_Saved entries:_
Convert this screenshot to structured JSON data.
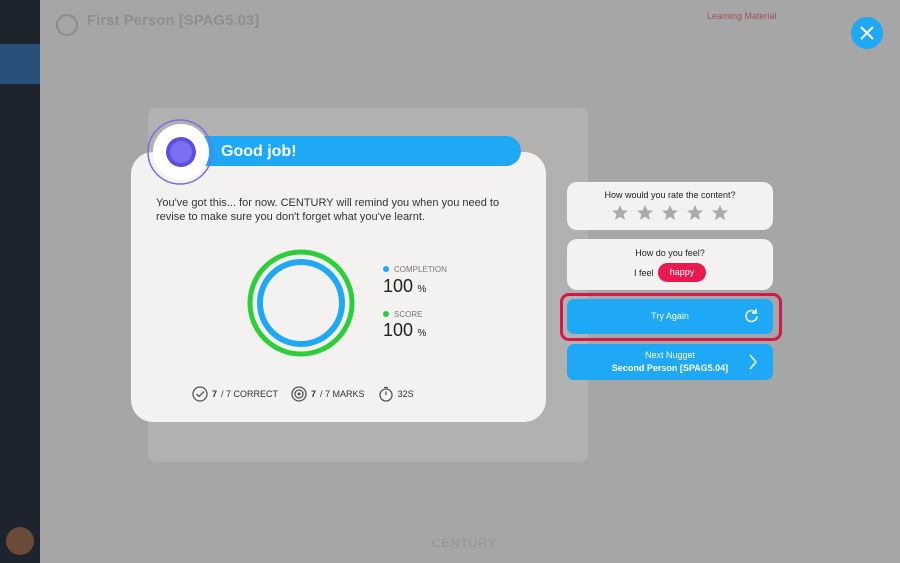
{
  "background": {
    "lesson_title": "First Person [SPAG5.03]",
    "side_heading": "Learning Material",
    "brand": "CENTURY"
  },
  "modal": {
    "title": "Good job!",
    "message": "You've got this... for now. CENTURY will remind you when you need to revise to make sure you don't forget what you've learnt.",
    "completion": {
      "label": "COMPLETION",
      "value": 100,
      "unit": "%"
    },
    "score": {
      "label": "SCORE",
      "value": 100,
      "unit": "%"
    },
    "stats": {
      "correct_count": "7",
      "correct_rest": "/ 7 CORRECT",
      "marks_count": "7",
      "marks_rest": "/ 7 MARKS",
      "time": "32S"
    }
  },
  "panel": {
    "rate_question": "How would you rate the content?",
    "feel_question": "How do you feel?",
    "feel_prefix": "I feel",
    "feel_value": "happy",
    "try_again": "Try Again",
    "next_label": "Next Nugget",
    "next_title": "Second Person [SPAG5.04]"
  }
}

_Exercise details:_ Give back the whole listing as it stands, minus its pictures.

_Written answer:_
Convert this screenshot to structured JSON data.
{
  "background": {
    "lesson_title": "First Person [SPAG5.03]",
    "side_heading": "Learning Material",
    "brand": "CENTURY"
  },
  "modal": {
    "title": "Good job!",
    "message": "You've got this... for now. CENTURY will remind you when you need to revise to make sure you don't forget what you've learnt.",
    "completion": {
      "label": "COMPLETION",
      "value": 100,
      "unit": "%"
    },
    "score": {
      "label": "SCORE",
      "value": 100,
      "unit": "%"
    },
    "stats": {
      "correct_count": "7",
      "correct_rest": "/ 7 CORRECT",
      "marks_count": "7",
      "marks_rest": "/ 7 MARKS",
      "time": "32S"
    }
  },
  "panel": {
    "rate_question": "How would you rate the content?",
    "feel_question": "How do you feel?",
    "feel_prefix": "I feel",
    "feel_value": "happy",
    "try_again": "Try Again",
    "next_label": "Next Nugget",
    "next_title": "Second Person [SPAG5.04]"
  }
}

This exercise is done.